* [TASK TO CARRY OUT]:
Each entry below is to be given again word for word, with no pictures.
** begin **
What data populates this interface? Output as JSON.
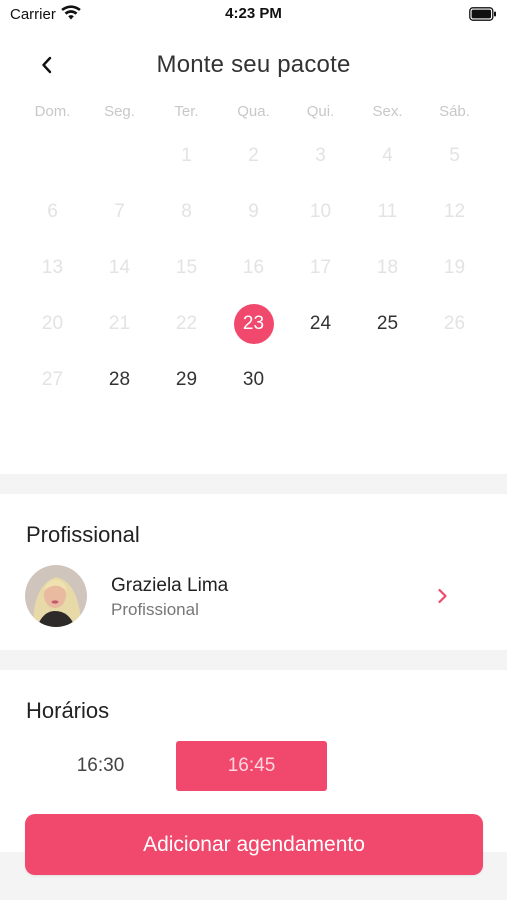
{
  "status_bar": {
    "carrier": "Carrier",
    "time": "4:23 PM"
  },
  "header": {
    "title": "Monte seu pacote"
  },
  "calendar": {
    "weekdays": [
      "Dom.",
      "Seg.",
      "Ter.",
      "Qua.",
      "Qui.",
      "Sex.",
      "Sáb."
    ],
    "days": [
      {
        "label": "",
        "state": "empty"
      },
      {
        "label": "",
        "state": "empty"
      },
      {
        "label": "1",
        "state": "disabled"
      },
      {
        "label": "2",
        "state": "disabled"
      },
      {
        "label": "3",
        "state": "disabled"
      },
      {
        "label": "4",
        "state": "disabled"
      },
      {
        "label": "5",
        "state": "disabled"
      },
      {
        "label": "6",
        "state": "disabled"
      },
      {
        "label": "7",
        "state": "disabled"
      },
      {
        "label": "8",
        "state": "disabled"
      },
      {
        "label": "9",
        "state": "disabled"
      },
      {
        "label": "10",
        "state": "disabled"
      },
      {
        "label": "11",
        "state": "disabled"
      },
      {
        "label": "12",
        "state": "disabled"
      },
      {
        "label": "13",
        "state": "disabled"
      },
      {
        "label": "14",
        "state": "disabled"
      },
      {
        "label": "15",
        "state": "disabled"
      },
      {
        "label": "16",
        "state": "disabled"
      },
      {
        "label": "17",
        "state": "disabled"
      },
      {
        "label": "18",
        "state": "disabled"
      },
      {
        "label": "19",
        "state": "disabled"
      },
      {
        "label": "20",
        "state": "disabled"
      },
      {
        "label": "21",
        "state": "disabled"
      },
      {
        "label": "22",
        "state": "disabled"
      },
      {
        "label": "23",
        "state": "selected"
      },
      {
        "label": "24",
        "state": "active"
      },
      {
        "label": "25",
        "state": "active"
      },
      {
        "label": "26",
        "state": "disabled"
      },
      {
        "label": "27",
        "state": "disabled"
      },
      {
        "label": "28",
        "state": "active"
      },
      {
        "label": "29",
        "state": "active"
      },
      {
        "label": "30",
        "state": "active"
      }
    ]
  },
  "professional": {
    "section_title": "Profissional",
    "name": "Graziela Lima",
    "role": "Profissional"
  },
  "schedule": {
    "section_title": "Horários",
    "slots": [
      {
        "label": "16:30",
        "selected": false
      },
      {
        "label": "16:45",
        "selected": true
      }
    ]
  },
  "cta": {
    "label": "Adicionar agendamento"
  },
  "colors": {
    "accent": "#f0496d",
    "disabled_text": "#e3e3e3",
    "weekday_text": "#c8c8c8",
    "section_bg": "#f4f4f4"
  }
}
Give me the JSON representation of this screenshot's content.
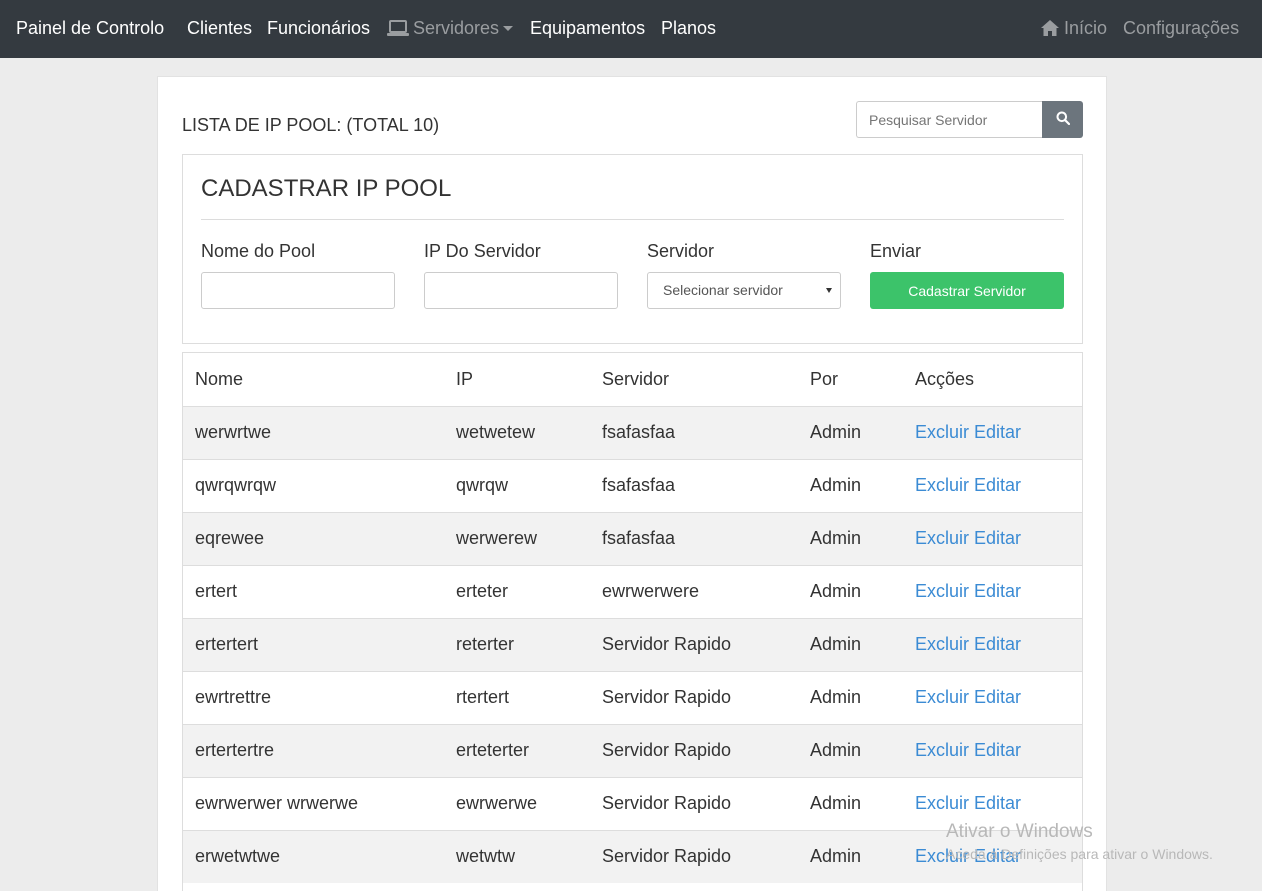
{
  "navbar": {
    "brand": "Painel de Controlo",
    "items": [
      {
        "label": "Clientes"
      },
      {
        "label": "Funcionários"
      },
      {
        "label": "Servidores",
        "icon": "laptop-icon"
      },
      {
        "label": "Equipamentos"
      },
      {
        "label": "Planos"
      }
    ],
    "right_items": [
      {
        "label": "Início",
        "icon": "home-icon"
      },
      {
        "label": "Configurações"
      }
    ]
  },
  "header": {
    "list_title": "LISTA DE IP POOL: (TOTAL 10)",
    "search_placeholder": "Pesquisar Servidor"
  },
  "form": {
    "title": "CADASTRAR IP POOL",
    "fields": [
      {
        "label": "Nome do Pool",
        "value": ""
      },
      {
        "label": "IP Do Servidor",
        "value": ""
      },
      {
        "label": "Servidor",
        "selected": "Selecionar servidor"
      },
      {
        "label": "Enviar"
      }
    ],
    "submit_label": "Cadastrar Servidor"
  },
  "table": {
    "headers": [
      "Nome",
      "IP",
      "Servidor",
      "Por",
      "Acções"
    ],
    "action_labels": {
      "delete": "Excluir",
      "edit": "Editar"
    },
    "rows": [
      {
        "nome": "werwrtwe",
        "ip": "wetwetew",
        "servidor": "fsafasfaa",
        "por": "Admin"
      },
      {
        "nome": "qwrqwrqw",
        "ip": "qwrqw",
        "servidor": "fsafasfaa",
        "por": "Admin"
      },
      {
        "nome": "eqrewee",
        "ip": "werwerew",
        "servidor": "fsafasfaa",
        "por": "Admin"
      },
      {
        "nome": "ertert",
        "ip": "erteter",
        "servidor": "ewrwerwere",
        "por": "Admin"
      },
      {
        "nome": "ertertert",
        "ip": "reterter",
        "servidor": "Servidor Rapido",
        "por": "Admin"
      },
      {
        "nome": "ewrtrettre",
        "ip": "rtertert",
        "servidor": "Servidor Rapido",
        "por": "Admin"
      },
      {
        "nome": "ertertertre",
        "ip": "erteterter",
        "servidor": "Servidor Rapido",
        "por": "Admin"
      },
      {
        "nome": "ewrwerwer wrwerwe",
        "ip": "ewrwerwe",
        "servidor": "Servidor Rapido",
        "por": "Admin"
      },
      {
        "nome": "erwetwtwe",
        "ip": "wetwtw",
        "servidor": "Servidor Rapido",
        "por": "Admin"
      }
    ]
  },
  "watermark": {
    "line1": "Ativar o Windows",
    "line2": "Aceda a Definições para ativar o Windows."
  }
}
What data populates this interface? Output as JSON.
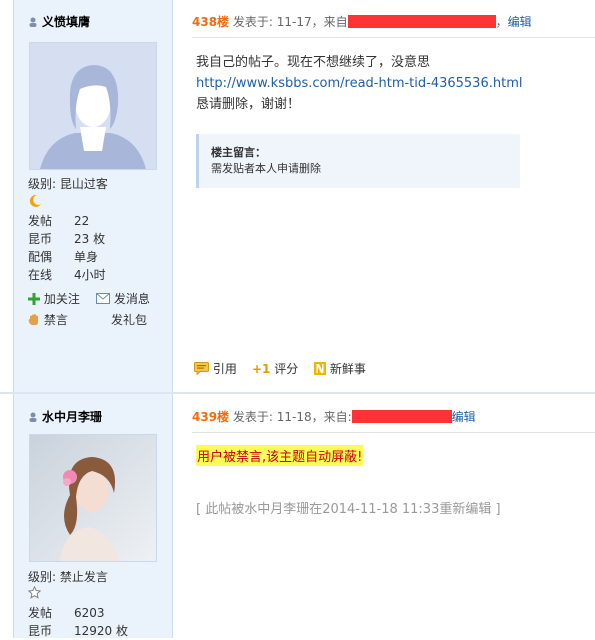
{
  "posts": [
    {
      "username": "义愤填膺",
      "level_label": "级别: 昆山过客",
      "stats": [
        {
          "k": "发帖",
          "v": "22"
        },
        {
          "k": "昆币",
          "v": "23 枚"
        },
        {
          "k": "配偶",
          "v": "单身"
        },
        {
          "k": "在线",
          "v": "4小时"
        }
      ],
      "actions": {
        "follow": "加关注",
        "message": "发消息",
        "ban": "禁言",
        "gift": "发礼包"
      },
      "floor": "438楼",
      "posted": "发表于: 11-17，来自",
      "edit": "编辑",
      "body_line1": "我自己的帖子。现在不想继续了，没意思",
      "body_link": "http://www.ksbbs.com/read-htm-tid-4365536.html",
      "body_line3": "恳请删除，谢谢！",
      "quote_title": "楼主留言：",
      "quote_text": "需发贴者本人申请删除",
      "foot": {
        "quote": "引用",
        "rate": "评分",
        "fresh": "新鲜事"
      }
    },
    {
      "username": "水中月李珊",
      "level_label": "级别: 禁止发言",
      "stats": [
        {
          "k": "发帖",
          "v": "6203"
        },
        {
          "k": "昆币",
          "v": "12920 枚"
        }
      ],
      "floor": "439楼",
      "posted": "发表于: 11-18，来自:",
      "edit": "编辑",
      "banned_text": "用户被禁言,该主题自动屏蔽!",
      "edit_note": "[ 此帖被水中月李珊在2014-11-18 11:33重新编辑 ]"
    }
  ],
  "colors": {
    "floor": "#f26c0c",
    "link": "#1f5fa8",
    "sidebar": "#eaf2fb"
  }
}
** end **
* [WRITTEN RESPONSE]:
What data populates this interface? Output as JSON.
{
  "status_bar": {
    "carrier": "Carrier",
    "time": "4:23 PM"
  },
  "header": {
    "title": "Monte seu pacote"
  },
  "calendar": {
    "weekdays": [
      "Dom.",
      "Seg.",
      "Ter.",
      "Qua.",
      "Qui.",
      "Sex.",
      "Sáb."
    ],
    "days": [
      {
        "label": "",
        "state": "empty"
      },
      {
        "label": "",
        "state": "empty"
      },
      {
        "label": "1",
        "state": "disabled"
      },
      {
        "label": "2",
        "state": "disabled"
      },
      {
        "label": "3",
        "state": "disabled"
      },
      {
        "label": "4",
        "state": "disabled"
      },
      {
        "label": "5",
        "state": "disabled"
      },
      {
        "label": "6",
        "state": "disabled"
      },
      {
        "label": "7",
        "state": "disabled"
      },
      {
        "label": "8",
        "state": "disabled"
      },
      {
        "label": "9",
        "state": "disabled"
      },
      {
        "label": "10",
        "state": "disabled"
      },
      {
        "label": "11",
        "state": "disabled"
      },
      {
        "label": "12",
        "state": "disabled"
      },
      {
        "label": "13",
        "state": "disabled"
      },
      {
        "label": "14",
        "state": "disabled"
      },
      {
        "label": "15",
        "state": "disabled"
      },
      {
        "label": "16",
        "state": "disabled"
      },
      {
        "label": "17",
        "state": "disabled"
      },
      {
        "label": "18",
        "state": "disabled"
      },
      {
        "label": "19",
        "state": "disabled"
      },
      {
        "label": "20",
        "state": "disabled"
      },
      {
        "label": "21",
        "state": "disabled"
      },
      {
        "label": "22",
        "state": "disabled"
      },
      {
        "label": "23",
        "state": "selected"
      },
      {
        "label": "24",
        "state": "active"
      },
      {
        "label": "25",
        "state": "active"
      },
      {
        "label": "26",
        "state": "disabled"
      },
      {
        "label": "27",
        "state": "disabled"
      },
      {
        "label": "28",
        "state": "active"
      },
      {
        "label": "29",
        "state": "active"
      },
      {
        "label": "30",
        "state": "active"
      }
    ]
  },
  "professional": {
    "section_title": "Profissional",
    "name": "Graziela Lima",
    "role": "Profissional"
  },
  "schedule": {
    "section_title": "Horários",
    "slots": [
      {
        "label": "16:30",
        "selected": false
      },
      {
        "label": "16:45",
        "selected": true
      }
    ]
  },
  "cta": {
    "label": "Adicionar agendamento"
  },
  "colors": {
    "accent": "#f0496d",
    "disabled_text": "#e3e3e3",
    "weekday_text": "#c8c8c8",
    "section_bg": "#f4f4f4"
  }
}
Give me the JSON representation of this screenshot's content.
{
  "navbar": {
    "brand": "Painel de Controlo",
    "items": [
      {
        "label": "Clientes"
      },
      {
        "label": "Funcionários"
      },
      {
        "label": "Servidores",
        "icon": "laptop-icon"
      },
      {
        "label": "Equipamentos"
      },
      {
        "label": "Planos"
      }
    ],
    "right_items": [
      {
        "label": "Início",
        "icon": "home-icon"
      },
      {
        "label": "Configurações"
      }
    ]
  },
  "header": {
    "list_title": "LISTA DE IP POOL: (TOTAL 10)",
    "search_placeholder": "Pesquisar Servidor"
  },
  "form": {
    "title": "CADASTRAR IP POOL",
    "fields": [
      {
        "label": "Nome do Pool",
        "value": ""
      },
      {
        "label": "IP Do Servidor",
        "value": ""
      },
      {
        "label": "Servidor",
        "selected": "Selecionar servidor"
      },
      {
        "label": "Enviar"
      }
    ],
    "submit_label": "Cadastrar Servidor"
  },
  "table": {
    "headers": [
      "Nome",
      "IP",
      "Servidor",
      "Por",
      "Acções"
    ],
    "action_labels": {
      "delete": "Excluir",
      "edit": "Editar"
    },
    "rows": [
      {
        "nome": "werwrtwe",
        "ip": "wetwetew",
        "servidor": "fsafasfaa",
        "por": "Admin"
      },
      {
        "nome": "qwrqwrqw",
        "ip": "qwrqw",
        "servidor": "fsafasfaa",
        "por": "Admin"
      },
      {
        "nome": "eqrewee",
        "ip": "werwerew",
        "servidor": "fsafasfaa",
        "por": "Admin"
      },
      {
        "nome": "ertert",
        "ip": "erteter",
        "servidor": "ewrwerwere",
        "por": "Admin"
      },
      {
        "nome": "ertertert",
        "ip": "reterter",
        "servidor": "Servidor Rapido",
        "por": "Admin"
      },
      {
        "nome": "ewrtrettre",
        "ip": "rtertert",
        "servidor": "Servidor Rapido",
        "por": "Admin"
      },
      {
        "nome": "ertertertre",
        "ip": "erteterter",
        "servidor": "Servidor Rapido",
        "por": "Admin"
      },
      {
        "nome": "ewrwerwer wrwerwe",
        "ip": "ewrwerwe",
        "servidor": "Servidor Rapido",
        "por": "Admin"
      },
      {
        "nome": "erwetwtwe",
        "ip": "wetwtw",
        "servidor": "Servidor Rapido",
        "por": "Admin"
      }
    ]
  },
  "watermark": {
    "line1": "Ativar o Windows",
    "line2": "Aceda a Definições para ativar o Windows."
  }
}
What data populates this interface? Output as JSON.
{
  "posts": [
    {
      "username": "义愤填膺",
      "level_label": "级别: 昆山过客",
      "stats": [
        {
          "k": "发帖",
          "v": "22"
        },
        {
          "k": "昆币",
          "v": "23 枚"
        },
        {
          "k": "配偶",
          "v": "单身"
        },
        {
          "k": "在线",
          "v": "4小时"
        }
      ],
      "actions": {
        "follow": "加关注",
        "message": "发消息",
        "ban": "禁言",
        "gift": "发礼包"
      },
      "floor": "438楼",
      "posted": "发表于: 11-17，来自",
      "edit": "编辑",
      "body_line1": "我自己的帖子。现在不想继续了，没意思",
      "body_link": "http://www.ksbbs.com/read-htm-tid-4365536.html",
      "body_line3": "恳请删除，谢谢！",
      "quote_title": "楼主留言：",
      "quote_text": "需发贴者本人申请删除",
      "foot": {
        "quote": "引用",
        "rate": "评分",
        "fresh": "新鲜事"
      }
    },
    {
      "username": "水中月李珊",
      "level_label": "级别: 禁止发言",
      "stats": [
        {
          "k": "发帖",
          "v": "6203"
        },
        {
          "k": "昆币",
          "v": "12920 枚"
        }
      ],
      "floor": "439楼",
      "posted": "发表于: 11-18，来自:",
      "edit": "编辑",
      "banned_text": "用户被禁言,该主题自动屏蔽!",
      "edit_note": "[ 此帖被水中月李珊在2014-11-18 11:33重新编辑 ]"
    }
  ],
  "colors": {
    "floor": "#f26c0c",
    "link": "#1f5fa8",
    "sidebar": "#eaf2fb"
  }
}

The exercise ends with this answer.